- [Exercise details]:
Treat the line containing "Transcribe this image's" as the first line and the final line of the material below as the last; reproduce that range exactly.

- [Record excerpts]:
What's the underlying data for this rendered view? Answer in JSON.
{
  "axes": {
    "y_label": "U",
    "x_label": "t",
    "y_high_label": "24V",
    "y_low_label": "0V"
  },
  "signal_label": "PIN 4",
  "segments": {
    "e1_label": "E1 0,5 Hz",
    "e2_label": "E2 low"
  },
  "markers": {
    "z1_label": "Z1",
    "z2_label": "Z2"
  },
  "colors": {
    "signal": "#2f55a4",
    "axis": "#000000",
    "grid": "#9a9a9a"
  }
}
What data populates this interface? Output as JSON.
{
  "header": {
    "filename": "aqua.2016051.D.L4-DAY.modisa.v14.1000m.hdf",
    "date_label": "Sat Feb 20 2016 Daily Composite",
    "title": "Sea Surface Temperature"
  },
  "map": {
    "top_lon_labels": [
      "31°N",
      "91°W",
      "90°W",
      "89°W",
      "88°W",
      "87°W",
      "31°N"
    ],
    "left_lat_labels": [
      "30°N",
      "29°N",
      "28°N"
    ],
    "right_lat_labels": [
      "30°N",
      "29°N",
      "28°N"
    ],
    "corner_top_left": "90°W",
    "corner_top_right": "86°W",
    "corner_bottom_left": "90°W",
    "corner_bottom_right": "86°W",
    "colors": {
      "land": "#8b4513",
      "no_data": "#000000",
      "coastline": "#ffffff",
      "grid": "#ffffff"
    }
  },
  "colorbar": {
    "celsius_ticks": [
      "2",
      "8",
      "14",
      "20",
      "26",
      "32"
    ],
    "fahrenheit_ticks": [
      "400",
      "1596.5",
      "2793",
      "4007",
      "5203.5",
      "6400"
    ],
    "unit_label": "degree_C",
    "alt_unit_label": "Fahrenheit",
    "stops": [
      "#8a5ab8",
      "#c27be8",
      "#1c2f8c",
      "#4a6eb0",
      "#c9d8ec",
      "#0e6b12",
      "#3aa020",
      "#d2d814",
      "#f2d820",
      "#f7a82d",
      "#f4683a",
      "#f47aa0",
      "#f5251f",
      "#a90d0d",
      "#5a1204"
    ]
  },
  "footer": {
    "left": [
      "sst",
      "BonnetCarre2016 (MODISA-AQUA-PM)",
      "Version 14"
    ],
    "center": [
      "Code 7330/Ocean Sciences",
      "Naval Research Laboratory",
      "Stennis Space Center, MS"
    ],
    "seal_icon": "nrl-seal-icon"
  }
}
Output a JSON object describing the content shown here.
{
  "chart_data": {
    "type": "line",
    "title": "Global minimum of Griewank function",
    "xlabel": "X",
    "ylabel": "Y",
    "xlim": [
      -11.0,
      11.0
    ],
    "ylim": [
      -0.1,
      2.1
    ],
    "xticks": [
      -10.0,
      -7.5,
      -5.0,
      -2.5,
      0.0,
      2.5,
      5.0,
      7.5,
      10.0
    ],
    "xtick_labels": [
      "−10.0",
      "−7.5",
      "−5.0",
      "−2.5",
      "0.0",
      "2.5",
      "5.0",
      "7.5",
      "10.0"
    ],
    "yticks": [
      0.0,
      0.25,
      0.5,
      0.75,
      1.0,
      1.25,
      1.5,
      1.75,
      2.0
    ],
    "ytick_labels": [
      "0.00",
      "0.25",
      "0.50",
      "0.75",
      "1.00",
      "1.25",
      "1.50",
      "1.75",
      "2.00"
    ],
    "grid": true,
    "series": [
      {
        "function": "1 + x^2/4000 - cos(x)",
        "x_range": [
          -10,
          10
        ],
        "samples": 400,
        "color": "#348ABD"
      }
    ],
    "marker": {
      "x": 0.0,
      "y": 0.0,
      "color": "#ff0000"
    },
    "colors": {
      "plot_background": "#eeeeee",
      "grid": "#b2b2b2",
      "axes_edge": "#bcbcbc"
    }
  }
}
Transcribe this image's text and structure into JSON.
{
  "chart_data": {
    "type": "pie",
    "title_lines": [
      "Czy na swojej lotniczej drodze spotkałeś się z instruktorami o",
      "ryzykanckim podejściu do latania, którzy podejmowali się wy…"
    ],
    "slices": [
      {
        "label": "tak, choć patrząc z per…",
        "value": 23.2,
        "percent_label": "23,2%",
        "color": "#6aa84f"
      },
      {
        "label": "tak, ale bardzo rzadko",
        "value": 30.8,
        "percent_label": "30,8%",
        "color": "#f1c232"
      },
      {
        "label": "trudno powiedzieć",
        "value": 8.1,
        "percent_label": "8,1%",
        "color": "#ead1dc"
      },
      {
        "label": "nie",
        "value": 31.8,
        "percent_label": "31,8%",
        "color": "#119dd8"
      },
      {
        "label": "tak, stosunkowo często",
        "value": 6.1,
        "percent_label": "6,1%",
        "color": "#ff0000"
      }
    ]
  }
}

- [Worked solution]:
Transcribe this image's text and structure into JSON.
{
  "chart_data": {
    "type": "pie",
    "title_lines": [
      "Czy na swojej lotniczej drodze spotkałeś się z instruktorami o",
      "ryzykanckim podejściu do latania, którzy podejmowali się wy…"
    ],
    "slices": [
      {
        "label": "tak, choć patrząc z per…",
        "value": 23.2,
        "percent_label": "23,2%",
        "color": "#6aa84f"
      },
      {
        "label": "tak, ale bardzo rzadko",
        "value": 30.8,
        "percent_label": "30,8%",
        "color": "#f1c232"
      },
      {
        "label": "trudno powiedzieć",
        "value": 8.1,
        "percent_label": "8,1%",
        "color": "#ead1dc"
      },
      {
        "label": "nie",
        "value": 31.8,
        "percent_label": "31,8%",
        "color": "#119dd8"
      },
      {
        "label": "tak, stosunkowo często",
        "value": 6.1,
        "percent_label": "6,1%",
        "color": "#ff0000"
      }
    ]
  }
}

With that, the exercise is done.